What to do -
Below you will find a set of lines. Repeat them all exactly.

## begin The data

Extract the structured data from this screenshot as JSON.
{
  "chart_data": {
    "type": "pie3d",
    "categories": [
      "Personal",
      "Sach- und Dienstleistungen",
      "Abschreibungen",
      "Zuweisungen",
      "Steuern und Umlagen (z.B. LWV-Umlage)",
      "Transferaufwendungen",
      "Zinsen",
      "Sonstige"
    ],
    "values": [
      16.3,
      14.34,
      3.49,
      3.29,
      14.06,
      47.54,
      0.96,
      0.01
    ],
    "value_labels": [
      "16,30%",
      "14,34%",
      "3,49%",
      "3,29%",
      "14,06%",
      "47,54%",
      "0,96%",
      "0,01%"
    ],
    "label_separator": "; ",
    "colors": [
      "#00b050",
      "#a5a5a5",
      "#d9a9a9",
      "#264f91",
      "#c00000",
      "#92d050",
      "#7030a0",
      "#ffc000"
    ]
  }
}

## end The data

Correct output -
Extract the structured data from this screenshot as JSON.
{
  "chart_data": {
    "type": "pie3d",
    "categories": [
      "Personal",
      "Sach- und Dienstleistungen",
      "Abschreibungen",
      "Zuweisungen",
      "Steuern und Umlagen (z.B. LWV-Umlage)",
      "Transferaufwendungen",
      "Zinsen",
      "Sonstige"
    ],
    "values": [
      16.3,
      14.34,
      3.49,
      3.29,
      14.06,
      47.54,
      0.96,
      0.01
    ],
    "value_labels": [
      "16,30%",
      "14,34%",
      "3,49%",
      "3,29%",
      "14,06%",
      "47,54%",
      "0,96%",
      "0,01%"
    ],
    "label_separator": "; ",
    "colors": [
      "#00b050",
      "#a5a5a5",
      "#d9a9a9",
      "#264f91",
      "#c00000",
      "#92d050",
      "#7030a0",
      "#ffc000"
    ]
  }
}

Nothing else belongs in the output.